#### [EXERCISES]
A. Answer these questions from the Python FUSE text, one line each:
(i) Which method does fuse keep calling instead of .read() on the class returned by get_file?
(ii) What kind of class did the asker use as the solution?
(iii) At what line of Fuse.MethodProxy._add_class_type is the setter closure used?
B. Duplicate the portion of the Python FUSE text starting at "I have a python" and ending at "Fuse.main(self, *a, **kw)".
BEGIN SOURCE TEXT
I have a python fuse project based on the Xmp example in the fuse documentation. I have included a small piece of the code to show how this works. For some reason get_file does get called and the class gets created, but instead of fuse calling .read() on the class from get_file (file_class) fuse keeps calling Dstorage.read() which defeats the purpose in moving the read function out of that class.

class Dstorage(Fuse, Distributor):
    def get_file(self, server, path, flags, *mode):
        pass
        # This does some work and passes back an instance of
        # a class very similar to XmpFile

    def main(self, *a, **kw):
        self.file_class = self.get_file
        return Fuse.main(self, *a, **kw)

I have my code hosted on launchpad, you can download it with this command.
bzr co https://code.launchpad.net/~asa-ayers/+junk/dstorage
bzr branch lp:~asa-ayers/dstorage/trunk

solution:
I used a proxy class that subclasses the one I needed and in the constructor I get the instance of the class I need and overwrite all of the proxy's methods to simply call the instance methods.

+1  A: 

Looking at the code of the Fuse class (which is a maze of twisty little passages creating method proxies), I see this bit (which is a closure used to create a setter inside Fuse.MethodProxy._add_class_type, line 865):

        def setter(self, xcls):

            setattr(self, type + '_class', xcls)

            for m in inits:
                self.mdic[m] = xcls

            for m in proxied:
                if hasattr(xcls, m):
                    self.mdic[m] = self.proxyclass(m)

When you do self.file_class = self.get_file, this gets called with self.get_file, which is a bound method. The loop over proxied attributes is expecting to be able to get the attributes off the class you set, to put them into its mdic proxy dictionary after wrapping them, but they aren't there, because it's a bound method, rather than a class. Since it can't find them, it reverts to calling them on Dstorage.

So, long story short, you can't use a callable that returns an instance (kind of a pseudo-class) instead of a class here, because Fuse is introspecting the object that you set to find the methods it should call.

You need to assign a class to file_class - if you need to refer back to the parent instance, you can use the nested class trick they show in the docs.
END SOURCE TEXT
BEGIN DATA SECTION
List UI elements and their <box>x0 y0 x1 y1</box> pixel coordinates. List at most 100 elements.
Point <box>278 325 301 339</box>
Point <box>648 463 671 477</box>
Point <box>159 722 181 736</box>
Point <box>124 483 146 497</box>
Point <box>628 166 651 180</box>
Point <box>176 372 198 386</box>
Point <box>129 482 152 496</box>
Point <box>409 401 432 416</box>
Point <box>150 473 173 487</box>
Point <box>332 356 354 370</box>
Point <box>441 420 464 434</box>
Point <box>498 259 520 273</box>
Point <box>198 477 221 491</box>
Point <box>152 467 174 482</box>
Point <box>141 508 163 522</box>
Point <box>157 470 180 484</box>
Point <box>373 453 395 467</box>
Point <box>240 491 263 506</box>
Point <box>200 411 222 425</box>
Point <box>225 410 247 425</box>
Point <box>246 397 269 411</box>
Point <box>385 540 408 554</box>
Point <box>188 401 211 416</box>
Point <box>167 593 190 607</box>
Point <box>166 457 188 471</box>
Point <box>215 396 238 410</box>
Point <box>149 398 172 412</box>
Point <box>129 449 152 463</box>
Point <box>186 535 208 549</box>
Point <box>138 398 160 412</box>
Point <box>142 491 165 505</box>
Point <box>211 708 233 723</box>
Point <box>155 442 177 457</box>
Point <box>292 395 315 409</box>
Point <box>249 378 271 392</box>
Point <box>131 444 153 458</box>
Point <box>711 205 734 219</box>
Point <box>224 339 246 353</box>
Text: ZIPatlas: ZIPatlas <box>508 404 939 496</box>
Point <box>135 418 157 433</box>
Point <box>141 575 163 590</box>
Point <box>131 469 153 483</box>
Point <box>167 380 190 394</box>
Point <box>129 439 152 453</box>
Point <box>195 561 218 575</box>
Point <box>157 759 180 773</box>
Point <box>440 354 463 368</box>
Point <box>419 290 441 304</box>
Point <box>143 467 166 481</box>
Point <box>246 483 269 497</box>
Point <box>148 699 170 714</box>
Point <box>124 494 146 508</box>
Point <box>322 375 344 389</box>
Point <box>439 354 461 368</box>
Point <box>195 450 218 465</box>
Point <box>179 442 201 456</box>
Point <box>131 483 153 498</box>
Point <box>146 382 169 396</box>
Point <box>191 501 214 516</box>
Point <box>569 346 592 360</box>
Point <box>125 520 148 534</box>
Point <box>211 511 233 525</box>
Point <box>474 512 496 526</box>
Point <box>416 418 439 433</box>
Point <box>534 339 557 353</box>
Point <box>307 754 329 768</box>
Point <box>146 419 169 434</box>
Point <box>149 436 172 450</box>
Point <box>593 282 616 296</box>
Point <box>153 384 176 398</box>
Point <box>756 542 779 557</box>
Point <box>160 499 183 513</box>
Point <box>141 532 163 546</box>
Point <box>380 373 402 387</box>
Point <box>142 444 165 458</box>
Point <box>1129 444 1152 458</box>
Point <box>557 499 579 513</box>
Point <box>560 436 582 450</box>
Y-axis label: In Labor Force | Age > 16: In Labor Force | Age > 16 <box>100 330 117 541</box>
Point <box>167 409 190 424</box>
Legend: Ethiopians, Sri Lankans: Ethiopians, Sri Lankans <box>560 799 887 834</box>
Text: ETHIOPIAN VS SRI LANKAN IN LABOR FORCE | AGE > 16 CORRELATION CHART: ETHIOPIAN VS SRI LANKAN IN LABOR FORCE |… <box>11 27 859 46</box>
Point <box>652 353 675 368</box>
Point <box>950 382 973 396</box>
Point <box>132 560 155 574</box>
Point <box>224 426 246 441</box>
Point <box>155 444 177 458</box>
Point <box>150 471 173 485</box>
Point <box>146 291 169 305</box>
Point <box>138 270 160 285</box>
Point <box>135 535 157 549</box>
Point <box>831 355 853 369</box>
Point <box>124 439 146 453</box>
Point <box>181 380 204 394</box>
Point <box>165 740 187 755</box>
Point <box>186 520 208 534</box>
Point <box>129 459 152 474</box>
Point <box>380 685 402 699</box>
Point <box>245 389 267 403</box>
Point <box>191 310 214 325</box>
END DATA SECTION
#### [EXPECTED RESULTS]
A.
(i) Dstorage.read()
(ii) A proxy class that subclasses the one needed
(iii) Line 865

B.
I have a python fuse project based on the Xmp example in the fuse documentation. I have included a small piece of the code to show how this works. For some reason get_file does get called and the class gets created, but instead of fuse calling .read() on the class from get_file (file_class) fuse keeps calling Dstorage.read() which defeats the purpose in moving the read function out of that class.

class Dstorage(Fuse, Distributor):
    def get_file(self, server, path, flags, *mode):
        pass
        # This does some work and passes back an instance of
        # a class very similar to XmpFile

    def main(self, *a, **kw):
        self.file_class = self.get_file
        return Fuse.main(self, *a, **kw)